:: STATED PROBLEM ::
How many lines in the material below contain the string "legend"? Case matters. Reply with the number only.

:: RECORDS SUPPLIED ::
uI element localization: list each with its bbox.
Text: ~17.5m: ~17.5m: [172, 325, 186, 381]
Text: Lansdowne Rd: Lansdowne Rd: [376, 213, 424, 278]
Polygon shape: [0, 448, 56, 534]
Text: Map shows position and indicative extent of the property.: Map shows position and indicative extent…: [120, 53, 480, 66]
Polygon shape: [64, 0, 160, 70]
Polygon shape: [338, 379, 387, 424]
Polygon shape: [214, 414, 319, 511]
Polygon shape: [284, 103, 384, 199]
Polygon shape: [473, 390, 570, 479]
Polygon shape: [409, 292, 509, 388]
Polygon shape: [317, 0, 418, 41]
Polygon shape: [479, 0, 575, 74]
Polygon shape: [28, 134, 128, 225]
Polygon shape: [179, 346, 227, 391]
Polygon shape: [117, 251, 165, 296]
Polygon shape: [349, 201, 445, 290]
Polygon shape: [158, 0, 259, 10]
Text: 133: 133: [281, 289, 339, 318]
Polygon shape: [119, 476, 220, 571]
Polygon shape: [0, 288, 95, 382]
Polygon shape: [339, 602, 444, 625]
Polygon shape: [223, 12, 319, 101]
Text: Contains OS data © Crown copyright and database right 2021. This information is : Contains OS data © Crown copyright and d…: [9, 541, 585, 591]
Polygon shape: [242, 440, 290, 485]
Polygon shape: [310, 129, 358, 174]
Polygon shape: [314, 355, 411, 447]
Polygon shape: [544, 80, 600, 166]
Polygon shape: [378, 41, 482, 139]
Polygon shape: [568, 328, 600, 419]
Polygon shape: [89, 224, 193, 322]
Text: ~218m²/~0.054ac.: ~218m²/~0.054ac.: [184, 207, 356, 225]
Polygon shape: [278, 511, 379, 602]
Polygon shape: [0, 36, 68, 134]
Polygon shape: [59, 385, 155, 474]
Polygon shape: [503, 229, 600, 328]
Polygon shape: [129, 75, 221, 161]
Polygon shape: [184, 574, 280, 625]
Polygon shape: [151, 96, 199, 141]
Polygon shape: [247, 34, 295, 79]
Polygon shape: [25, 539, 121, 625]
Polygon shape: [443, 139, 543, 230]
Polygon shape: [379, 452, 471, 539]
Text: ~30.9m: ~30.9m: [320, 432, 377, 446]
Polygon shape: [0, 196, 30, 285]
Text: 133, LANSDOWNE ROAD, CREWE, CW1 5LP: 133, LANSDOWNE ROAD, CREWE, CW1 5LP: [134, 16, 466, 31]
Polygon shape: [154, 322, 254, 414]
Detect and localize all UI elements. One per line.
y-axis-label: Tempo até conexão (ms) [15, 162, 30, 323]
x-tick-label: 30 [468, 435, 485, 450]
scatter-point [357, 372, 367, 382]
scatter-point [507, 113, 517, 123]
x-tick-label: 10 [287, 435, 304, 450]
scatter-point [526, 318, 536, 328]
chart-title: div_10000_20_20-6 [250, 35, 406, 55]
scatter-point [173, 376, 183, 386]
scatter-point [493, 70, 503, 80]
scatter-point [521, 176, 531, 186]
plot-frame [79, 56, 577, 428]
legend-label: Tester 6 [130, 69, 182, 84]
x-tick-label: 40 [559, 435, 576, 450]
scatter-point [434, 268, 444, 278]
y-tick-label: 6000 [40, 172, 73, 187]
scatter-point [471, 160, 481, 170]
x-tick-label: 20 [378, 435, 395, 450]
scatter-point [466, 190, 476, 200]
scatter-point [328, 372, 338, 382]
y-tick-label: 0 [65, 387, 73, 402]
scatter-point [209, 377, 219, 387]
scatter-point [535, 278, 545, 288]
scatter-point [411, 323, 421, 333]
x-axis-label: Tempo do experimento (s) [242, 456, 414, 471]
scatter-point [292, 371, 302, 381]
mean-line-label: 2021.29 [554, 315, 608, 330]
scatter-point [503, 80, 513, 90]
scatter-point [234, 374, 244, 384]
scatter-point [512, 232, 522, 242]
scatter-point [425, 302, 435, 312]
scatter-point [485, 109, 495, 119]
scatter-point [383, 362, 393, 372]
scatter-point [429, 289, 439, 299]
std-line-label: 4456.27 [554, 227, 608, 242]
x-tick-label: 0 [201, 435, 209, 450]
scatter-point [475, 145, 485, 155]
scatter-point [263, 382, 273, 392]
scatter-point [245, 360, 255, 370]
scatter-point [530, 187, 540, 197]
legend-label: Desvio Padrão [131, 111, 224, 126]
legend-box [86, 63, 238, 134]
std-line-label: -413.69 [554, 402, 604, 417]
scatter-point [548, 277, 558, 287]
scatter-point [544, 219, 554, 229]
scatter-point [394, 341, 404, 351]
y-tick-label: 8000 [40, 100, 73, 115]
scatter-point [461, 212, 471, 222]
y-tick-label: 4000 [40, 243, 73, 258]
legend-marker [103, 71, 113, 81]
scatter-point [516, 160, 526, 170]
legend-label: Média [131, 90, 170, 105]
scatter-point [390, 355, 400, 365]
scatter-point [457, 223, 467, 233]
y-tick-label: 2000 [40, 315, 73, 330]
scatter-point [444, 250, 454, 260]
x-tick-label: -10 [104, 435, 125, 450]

:: TASK ANSWER ::
5